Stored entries
***
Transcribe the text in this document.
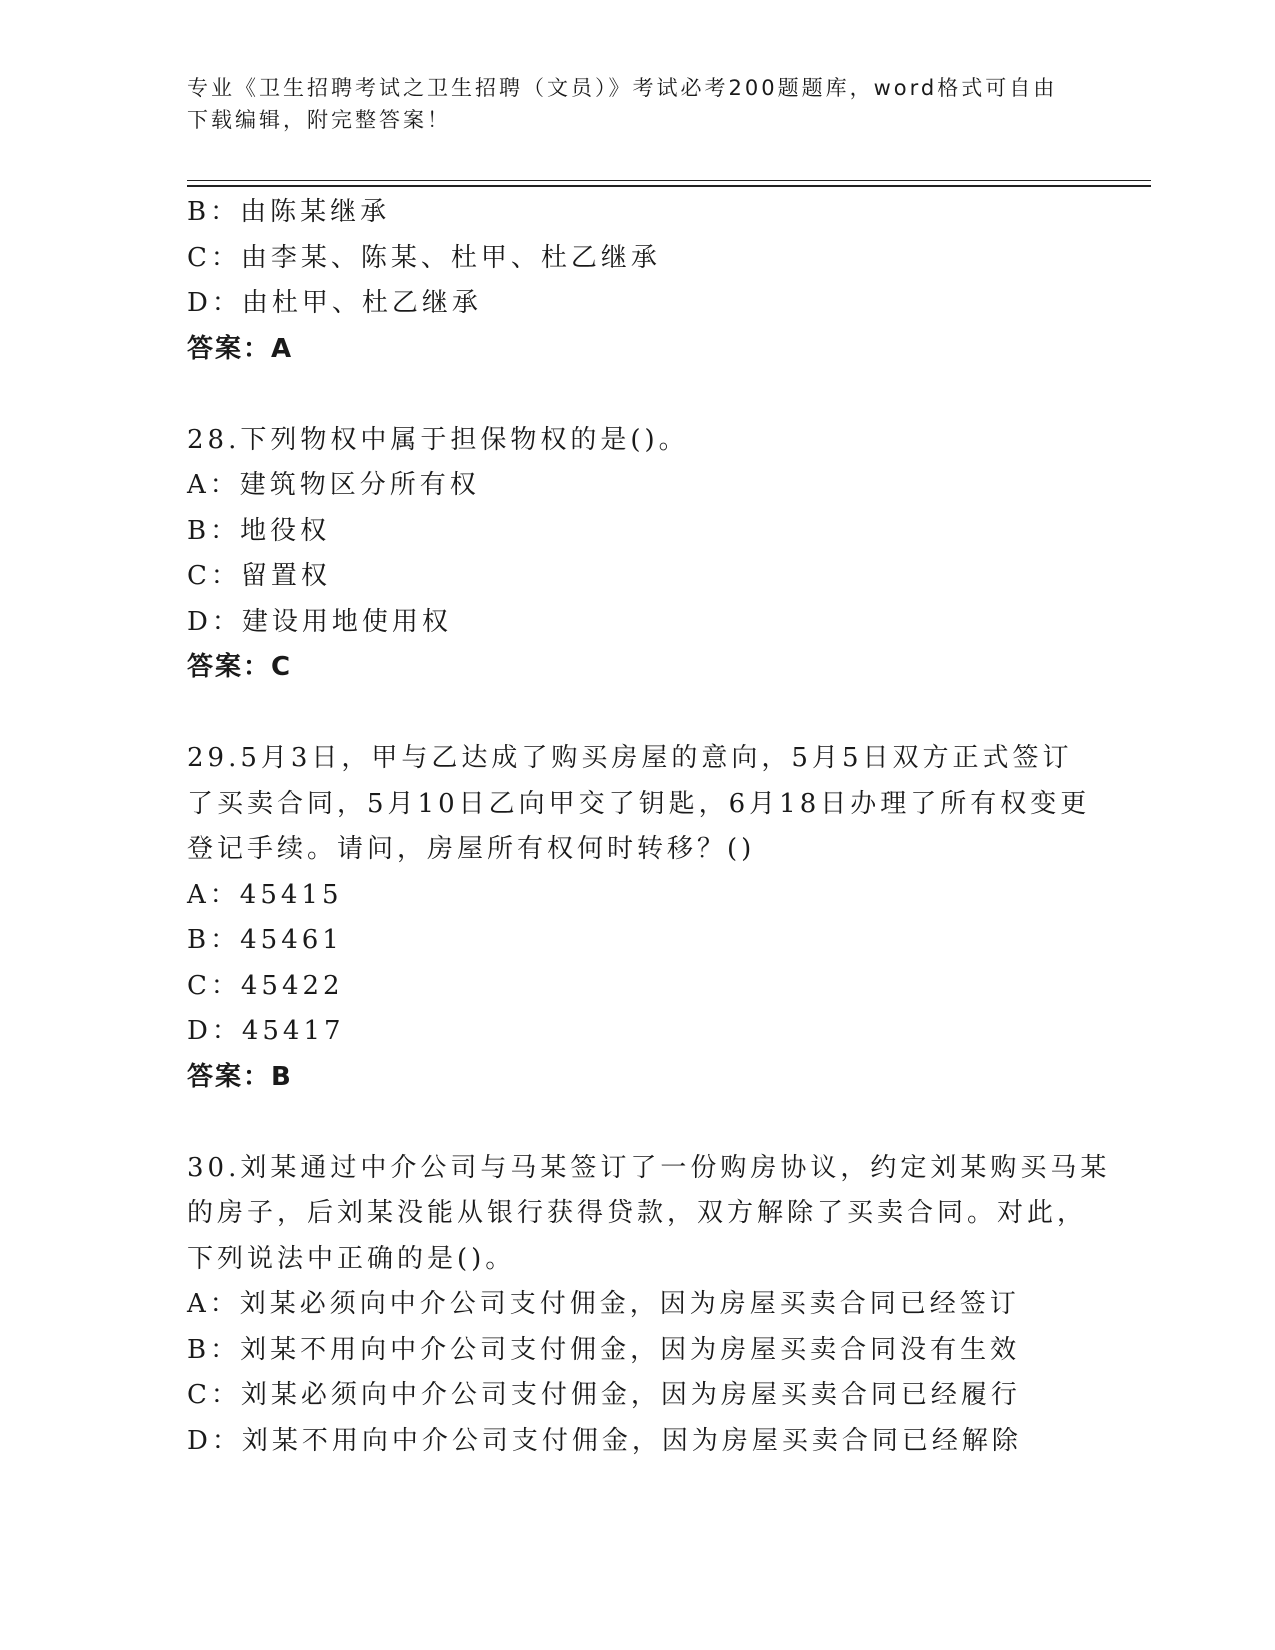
专业《卫生招聘考试之卫生招聘（文员）》考试必考200题题库，word格式可自由下载编辑，附完整答案！
B：由陈某继承
C：由李某、陈某、杜甲、杜乙继承
D：由杜甲、杜乙继承
答案：A
28.下列物权中属于担保物权的是()。
A：建筑物区分所有权
B：地役权
C：留置权
D：建设用地使用权
答案：C
29.5月3日，甲与乙达成了购买房屋的意向，5月5日双方正式签订
了买卖合同，5月10日乙向甲交了钥匙，6月18日办理了所有权变更
登记手续。请问，房屋所有权何时转移？()
A：45415
B：45461
C：45422
D：45417
答案：B
30.刘某通过中介公司与马某签订了一份购房协议，约定刘某购买马某
的房子，后刘某没能从银行获得贷款，双方解除了买卖合同。对此，
下列说法中正确的是()。
A：刘某必须向中介公司支付佣金，因为房屋买卖合同已经签订
B：刘某不用向中介公司支付佣金，因为房屋买卖合同没有生效
C：刘某必须向中介公司支付佣金，因为房屋买卖合同已经履行
D：刘某不用向中介公司支付佣金，因为房屋买卖合同已经解除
***
* Exercise brief
Write the entries above out again exactly, but not the pictures.

* Answer in full
Transcribe the text in this document.
专业《卫生招聘考试之卫生招聘（文员）》考试必考200题题库，word格式可自由下载编辑，附完整答案！
B：由陈某继承
C：由李某、陈某、杜甲、杜乙继承
D：由杜甲、杜乙继承
答案：A
28.下列物权中属于担保物权的是()。
A：建筑物区分所有权
B：地役权
C：留置权
D：建设用地使用权
答案：C
29.5月3日，甲与乙达成了购买房屋的意向，5月5日双方正式签订
了买卖合同，5月10日乙向甲交了钥匙，6月18日办理了所有权变更
登记手续。请问，房屋所有权何时转移？()
A：45415
B：45461
C：45422
D：45417
答案：B
30.刘某通过中介公司与马某签订了一份购房协议，约定刘某购买马某
的房子，后刘某没能从银行获得贷款，双方解除了买卖合同。对此，
下列说法中正确的是()。
A：刘某必须向中介公司支付佣金，因为房屋买卖合同已经签订
B：刘某不用向中介公司支付佣金，因为房屋买卖合同没有生效
C：刘某必须向中介公司支付佣金，因为房屋买卖合同已经履行
D：刘某不用向中介公司支付佣金，因为房屋买卖合同已经解除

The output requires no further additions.